Task description: Below are some entries. Copy each line that holds the string "مجالات".

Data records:

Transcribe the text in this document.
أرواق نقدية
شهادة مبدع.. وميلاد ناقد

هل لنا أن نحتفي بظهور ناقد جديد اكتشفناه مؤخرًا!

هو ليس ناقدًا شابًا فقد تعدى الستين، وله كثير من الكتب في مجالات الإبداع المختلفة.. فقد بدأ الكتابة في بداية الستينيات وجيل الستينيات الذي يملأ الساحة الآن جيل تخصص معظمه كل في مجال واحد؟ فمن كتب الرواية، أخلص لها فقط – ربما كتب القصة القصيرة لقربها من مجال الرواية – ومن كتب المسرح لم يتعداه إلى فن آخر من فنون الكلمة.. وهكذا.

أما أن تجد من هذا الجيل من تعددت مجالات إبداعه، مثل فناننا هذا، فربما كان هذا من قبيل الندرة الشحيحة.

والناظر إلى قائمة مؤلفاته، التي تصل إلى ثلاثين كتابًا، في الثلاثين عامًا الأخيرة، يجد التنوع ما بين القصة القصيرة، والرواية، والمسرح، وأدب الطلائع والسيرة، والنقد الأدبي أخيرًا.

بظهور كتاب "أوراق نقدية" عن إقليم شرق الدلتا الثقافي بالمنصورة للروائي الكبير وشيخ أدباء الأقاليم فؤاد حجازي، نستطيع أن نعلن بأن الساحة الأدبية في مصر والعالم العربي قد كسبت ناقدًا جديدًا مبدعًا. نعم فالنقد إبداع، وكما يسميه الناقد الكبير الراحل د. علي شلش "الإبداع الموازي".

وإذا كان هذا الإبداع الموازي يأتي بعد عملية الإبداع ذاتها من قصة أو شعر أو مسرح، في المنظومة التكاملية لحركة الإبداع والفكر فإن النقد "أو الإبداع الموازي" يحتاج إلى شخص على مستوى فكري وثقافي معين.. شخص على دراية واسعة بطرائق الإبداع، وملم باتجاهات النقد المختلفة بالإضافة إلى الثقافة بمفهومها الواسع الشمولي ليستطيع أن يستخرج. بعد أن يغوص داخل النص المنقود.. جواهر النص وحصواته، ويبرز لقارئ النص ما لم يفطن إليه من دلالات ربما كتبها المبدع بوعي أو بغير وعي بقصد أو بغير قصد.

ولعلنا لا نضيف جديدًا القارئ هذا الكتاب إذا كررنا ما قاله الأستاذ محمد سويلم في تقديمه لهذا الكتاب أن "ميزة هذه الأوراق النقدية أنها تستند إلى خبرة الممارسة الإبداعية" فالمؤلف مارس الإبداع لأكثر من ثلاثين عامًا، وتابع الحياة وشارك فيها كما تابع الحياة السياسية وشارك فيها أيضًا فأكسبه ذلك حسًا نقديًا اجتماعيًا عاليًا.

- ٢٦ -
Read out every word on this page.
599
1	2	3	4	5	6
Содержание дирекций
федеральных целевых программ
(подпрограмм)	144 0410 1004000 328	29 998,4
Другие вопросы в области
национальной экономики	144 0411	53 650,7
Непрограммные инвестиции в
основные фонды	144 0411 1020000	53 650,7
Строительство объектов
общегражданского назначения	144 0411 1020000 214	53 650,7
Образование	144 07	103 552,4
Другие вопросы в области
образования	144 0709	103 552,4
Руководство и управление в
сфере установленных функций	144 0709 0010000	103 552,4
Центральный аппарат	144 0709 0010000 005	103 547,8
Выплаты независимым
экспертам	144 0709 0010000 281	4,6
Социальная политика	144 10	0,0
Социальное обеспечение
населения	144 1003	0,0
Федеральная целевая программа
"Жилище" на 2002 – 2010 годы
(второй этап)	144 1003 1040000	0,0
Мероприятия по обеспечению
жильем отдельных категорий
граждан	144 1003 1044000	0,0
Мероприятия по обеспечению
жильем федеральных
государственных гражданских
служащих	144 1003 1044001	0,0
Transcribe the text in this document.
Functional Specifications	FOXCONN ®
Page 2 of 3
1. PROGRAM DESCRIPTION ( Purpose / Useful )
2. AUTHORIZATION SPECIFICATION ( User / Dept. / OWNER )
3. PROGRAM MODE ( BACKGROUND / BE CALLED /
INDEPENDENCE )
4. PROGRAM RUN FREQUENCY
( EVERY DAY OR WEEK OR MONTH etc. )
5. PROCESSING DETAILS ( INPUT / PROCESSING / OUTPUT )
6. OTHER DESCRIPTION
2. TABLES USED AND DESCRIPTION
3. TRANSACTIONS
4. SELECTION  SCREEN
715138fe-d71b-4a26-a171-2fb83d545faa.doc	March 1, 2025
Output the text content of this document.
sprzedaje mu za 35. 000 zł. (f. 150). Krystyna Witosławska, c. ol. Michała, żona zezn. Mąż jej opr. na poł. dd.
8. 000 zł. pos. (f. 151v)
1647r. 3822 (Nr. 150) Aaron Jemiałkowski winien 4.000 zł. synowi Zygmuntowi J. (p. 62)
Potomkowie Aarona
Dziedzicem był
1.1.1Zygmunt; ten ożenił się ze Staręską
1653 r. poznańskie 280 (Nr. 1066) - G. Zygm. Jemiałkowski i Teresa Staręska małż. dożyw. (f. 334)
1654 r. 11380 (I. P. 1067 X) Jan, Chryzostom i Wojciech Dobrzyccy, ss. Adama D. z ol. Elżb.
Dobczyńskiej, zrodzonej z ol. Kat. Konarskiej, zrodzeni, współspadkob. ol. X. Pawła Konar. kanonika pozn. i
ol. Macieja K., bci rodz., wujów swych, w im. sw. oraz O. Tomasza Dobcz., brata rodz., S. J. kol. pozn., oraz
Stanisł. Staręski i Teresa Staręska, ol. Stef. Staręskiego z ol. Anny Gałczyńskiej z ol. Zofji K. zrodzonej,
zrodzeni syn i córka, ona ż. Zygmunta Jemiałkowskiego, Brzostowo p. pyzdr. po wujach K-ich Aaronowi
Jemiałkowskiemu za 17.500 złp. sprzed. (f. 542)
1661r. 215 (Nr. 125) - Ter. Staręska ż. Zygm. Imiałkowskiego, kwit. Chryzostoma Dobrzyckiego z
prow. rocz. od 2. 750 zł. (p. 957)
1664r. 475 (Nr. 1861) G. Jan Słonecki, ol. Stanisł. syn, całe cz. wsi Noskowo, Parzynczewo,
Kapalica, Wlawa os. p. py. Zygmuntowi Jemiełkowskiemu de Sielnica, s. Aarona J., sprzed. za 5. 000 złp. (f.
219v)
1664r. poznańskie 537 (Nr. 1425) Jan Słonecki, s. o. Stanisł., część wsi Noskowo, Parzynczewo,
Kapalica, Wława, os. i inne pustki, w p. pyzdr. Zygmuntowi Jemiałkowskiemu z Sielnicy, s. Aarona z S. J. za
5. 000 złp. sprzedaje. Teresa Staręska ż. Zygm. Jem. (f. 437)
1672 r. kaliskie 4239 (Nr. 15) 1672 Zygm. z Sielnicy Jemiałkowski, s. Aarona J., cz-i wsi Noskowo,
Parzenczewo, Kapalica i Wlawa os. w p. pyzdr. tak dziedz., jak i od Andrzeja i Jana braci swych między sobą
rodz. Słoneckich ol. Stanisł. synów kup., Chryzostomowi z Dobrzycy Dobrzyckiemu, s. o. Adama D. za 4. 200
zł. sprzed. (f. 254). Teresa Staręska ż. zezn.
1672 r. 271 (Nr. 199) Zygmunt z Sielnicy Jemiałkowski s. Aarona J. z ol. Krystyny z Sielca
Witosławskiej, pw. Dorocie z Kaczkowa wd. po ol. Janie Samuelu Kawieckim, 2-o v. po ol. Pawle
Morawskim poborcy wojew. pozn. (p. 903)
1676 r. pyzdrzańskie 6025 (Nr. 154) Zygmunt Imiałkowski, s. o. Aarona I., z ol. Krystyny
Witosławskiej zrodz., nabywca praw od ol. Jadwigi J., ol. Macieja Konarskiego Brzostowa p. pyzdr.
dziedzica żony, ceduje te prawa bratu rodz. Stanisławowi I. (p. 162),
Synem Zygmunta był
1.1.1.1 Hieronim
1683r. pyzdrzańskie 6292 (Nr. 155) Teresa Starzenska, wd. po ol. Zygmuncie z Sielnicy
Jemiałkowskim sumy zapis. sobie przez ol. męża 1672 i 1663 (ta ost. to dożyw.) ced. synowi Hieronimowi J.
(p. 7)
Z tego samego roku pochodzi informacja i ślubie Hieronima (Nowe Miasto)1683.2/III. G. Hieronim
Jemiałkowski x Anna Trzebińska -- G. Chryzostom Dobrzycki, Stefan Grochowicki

Reply to the task:
هو ليس ناقدًا شابًا فقد تعدى الستين، وله كثير من الكتب في مجالات الإبداع المختلفة.. فقد بدأ الكتابة في بداية الستينيات وجيل الستينيات الذي يملأ الساحة الآن جيل تخصص معظمه كل في مجال واحد؟ فمن كتب الرواية، أخلص لها فقط – ربما كتب القصة القصيرة لقربها من مجال الرواية – ومن كتب المسرح لم يتعداه إلى فن آخر من فنون الكلمة.. وهكذا.
أما أن تجد من هذا الجيل من تعددت مجالات إبداعه، مثل فناننا هذا، فربما كان هذا من قبيل الندرة الشحيحة.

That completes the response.